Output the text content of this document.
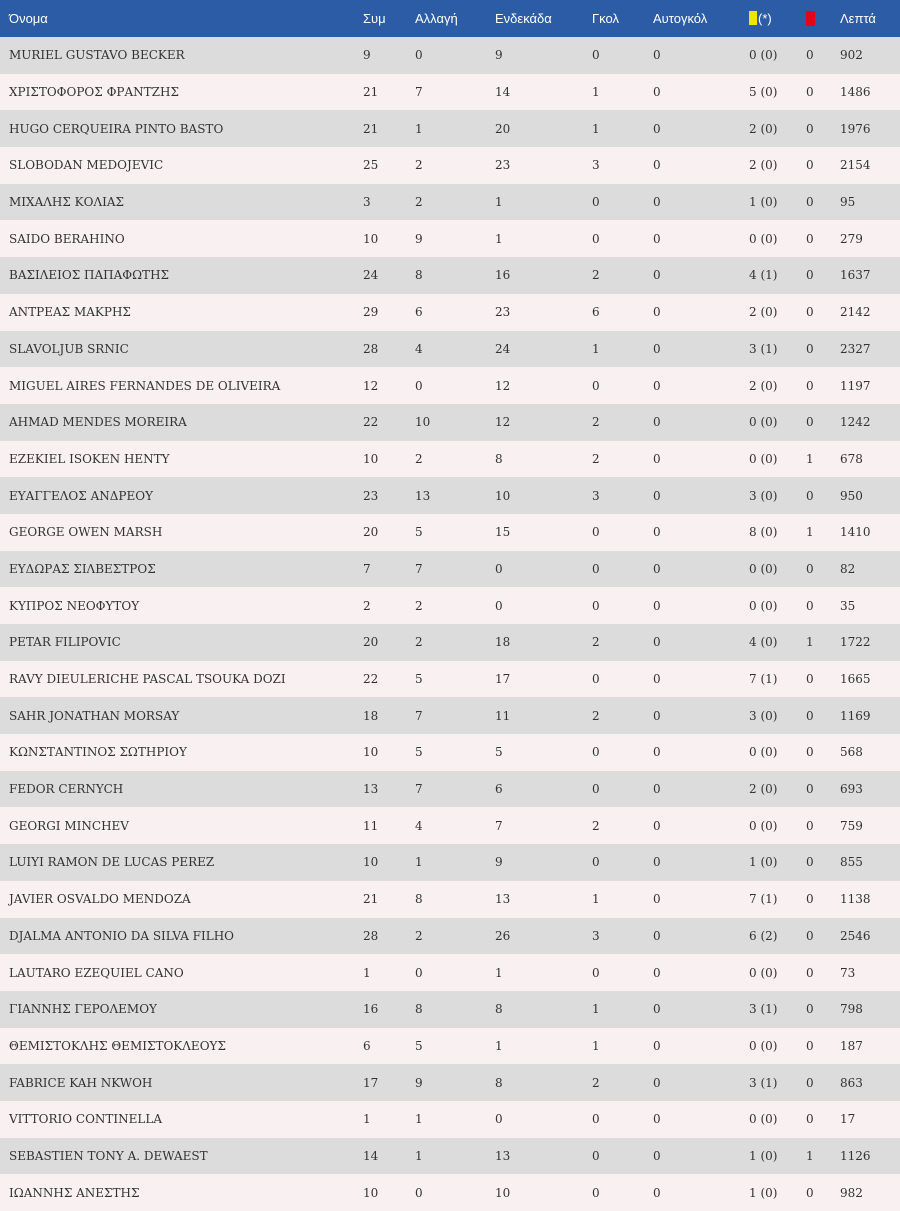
Όνομα	Συμ	Αλλαγή	Ενδεκάδα	Γκολ	Αυτογκόλ	(*)		Λεπτά
MURIEL GUSTAVO BECKER	9	0	9	0	0	0 (0)	0	902
ΧΡΙΣΤΟΦΟΡΟΣ ΦΡΑΝΤΖΗΣ	21	7	14	1	0	5 (0)	0	1486
HUGO CERQUEIRA PINTO BASTO	21	1	20	1	0	2 (0)	0	1976
SLOBODAN MEDOJEVIC	25	2	23	3	0	2 (0)	0	2154
ΜΙΧΑΛΗΣ ΚΟΛΙΑΣ	3	2	1	0	0	1 (0)	0	95
SAIDO BERAHINO	10	9	1	0	0	0 (0)	0	279
ΒΑΣΙΛΕΙΟΣ ΠΑΠΑΦΩΤΗΣ	24	8	16	2	0	4 (1)	0	1637
ΑΝΤΡΕΑΣ ΜΑΚΡΗΣ	29	6	23	6	0	2 (0)	0	2142
SLAVOLJUB SRNIC	28	4	24	1	0	3 (1)	0	2327
MIGUEL AIRES FERNANDES DE OLIVEIRA	12	0	12	0	0	2 (0)	0	1197
AHMAD MENDES MOREIRA	22	10	12	2	0	0 (0)	0	1242
EZEKIEL ISOKEN HENTY	10	2	8	2	0	0 (0)	1	678
ΕΥΑΓΓΕΛΟΣ ΑΝΔΡΕΟΥ	23	13	10	3	0	3 (0)	0	950
GEORGE OWEN MARSH	20	5	15	0	0	8 (0)	1	1410
ΕΥΔΩΡΑΣ ΣΙΛΒΕΣΤΡΟΣ	7	7	0	0	0	0 (0)	0	82
ΚΥΠΡΟΣ ΝΕΟΦΥΤΟΥ	2	2	0	0	0	0 (0)	0	35
PETAR FILIPOVIC	20	2	18	2	0	4 (0)	1	1722
RAVY DIEULERICHE PASCAL TSOUKA DOZI	22	5	17	0	0	7 (1)	0	1665
SAHR JONATHAN MORSAY	18	7	11	2	0	3 (0)	0	1169
ΚΩΝΣΤΑΝΤΙΝΟΣ ΣΩΤΗΡΙΟΥ	10	5	5	0	0	0 (0)	0	568
FEDOR CERNYCH	13	7	6	0	0	2 (0)	0	693
GEORGI MINCHEV	11	4	7	2	0	0 (0)	0	759
LUIYI RAMON DE LUCAS PEREZ	10	1	9	0	0	1 (0)	0	855
JAVIER OSVALDO MENDOZA	21	8	13	1	0	7 (1)	0	1138
DJALMA ANTONIO DA SILVA FILHO	28	2	26	3	0	6 (2)	0	2546
LAUTARO EZEQUIEL CANO	1	0	1	0	0	0 (0)	0	73
ΓΙΑΝΝΗΣ ΓΕΡΟΛΕΜΟΥ	16	8	8	1	0	3 (1)	0	798
ΘΕΜΙΣΤΟΚΛΗΣ ΘΕΜΙΣΤΟΚΛΕΟΥΣ	6	5	1	1	0	0 (0)	0	187
FABRICE KAH NKWOH	17	9	8	2	0	3 (1)	0	863
VITTORIO CONTINELLA	1	1	0	0	0	0 (0)	0	17
SEBASTIEN TONY A. DEWAEST	14	1	13	0	0	1 (0)	1	1126
ΙΩΑΝΝΗΣ ΑΝΕΣΤΗΣ	10	0	10	0	0	1 (0)	0	982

★ ★ ★ ★

◆ Instructions to follow: Copy the listing over exactly, skipping the pictures it holds.

◆ Result of the task:
Output the text content of this document.
Όνομα	Συμ	Αλλαγή	Ενδεκάδα	Γκολ	Αυτογκόλ	(*)		Λεπτά
MURIEL GUSTAVO BECKER	9	0	9	0	0	0 (0)	0	902
ΧΡΙΣΤΟΦΟΡΟΣ ΦΡΑΝΤΖΗΣ	21	7	14	1	0	5 (0)	0	1486
HUGO CERQUEIRA PINTO BASTO	21	1	20	1	0	2 (0)	0	1976
SLOBODAN MEDOJEVIC	25	2	23	3	0	2 (0)	0	2154
ΜΙΧΑΛΗΣ ΚΟΛΙΑΣ	3	2	1	0	0	1 (0)	0	95
SAIDO BERAHINO	10	9	1	0	0	0 (0)	0	279
ΒΑΣΙΛΕΙΟΣ ΠΑΠΑΦΩΤΗΣ	24	8	16	2	0	4 (1)	0	1637
ΑΝΤΡΕΑΣ ΜΑΚΡΗΣ	29	6	23	6	0	2 (0)	0	2142
SLAVOLJUB SRNIC	28	4	24	1	0	3 (1)	0	2327
MIGUEL AIRES FERNANDES DE OLIVEIRA	12	0	12	0	0	2 (0)	0	1197
AHMAD MENDES MOREIRA	22	10	12	2	0	0 (0)	0	1242
EZEKIEL ISOKEN HENTY	10	2	8	2	0	0 (0)	1	678
ΕΥΑΓΓΕΛΟΣ ΑΝΔΡΕΟΥ	23	13	10	3	0	3 (0)	0	950
GEORGE OWEN MARSH	20	5	15	0	0	8 (0)	1	1410
ΕΥΔΩΡΑΣ ΣΙΛΒΕΣΤΡΟΣ	7	7	0	0	0	0 (0)	0	82
ΚΥΠΡΟΣ ΝΕΟΦΥΤΟΥ	2	2	0	0	0	0 (0)	0	35
PETAR FILIPOVIC	20	2	18	2	0	4 (0)	1	1722
RAVY DIEULERICHE PASCAL TSOUKA DOZI	22	5	17	0	0	7 (1)	0	1665
SAHR JONATHAN MORSAY	18	7	11	2	0	3 (0)	0	1169
ΚΩΝΣΤΑΝΤΙΝΟΣ ΣΩΤΗΡΙΟΥ	10	5	5	0	0	0 (0)	0	568
FEDOR CERNYCH	13	7	6	0	0	2 (0)	0	693
GEORGI MINCHEV	11	4	7	2	0	0 (0)	0	759
LUIYI RAMON DE LUCAS PEREZ	10	1	9	0	0	1 (0)	0	855
JAVIER OSVALDO MENDOZA	21	8	13	1	0	7 (1)	0	1138
DJALMA ANTONIO DA SILVA FILHO	28	2	26	3	0	6 (2)	0	2546
LAUTARO EZEQUIEL CANO	1	0	1	0	0	0 (0)	0	73
ΓΙΑΝΝΗΣ ΓΕΡΟΛΕΜΟΥ	16	8	8	1	0	3 (1)	0	798
ΘΕΜΙΣΤΟΚΛΗΣ ΘΕΜΙΣΤΟΚΛΕΟΥΣ	6	5	1	1	0	0 (0)	0	187
FABRICE KAH NKWOH	17	9	8	2	0	3 (1)	0	863
VITTORIO CONTINELLA	1	1	0	0	0	0 (0)	0	17
SEBASTIEN TONY A. DEWAEST	14	1	13	0	0	1 (0)	1	1126
ΙΩΑΝΝΗΣ ΑΝΕΣΤΗΣ	10	0	10	0	0	1 (0)	0	982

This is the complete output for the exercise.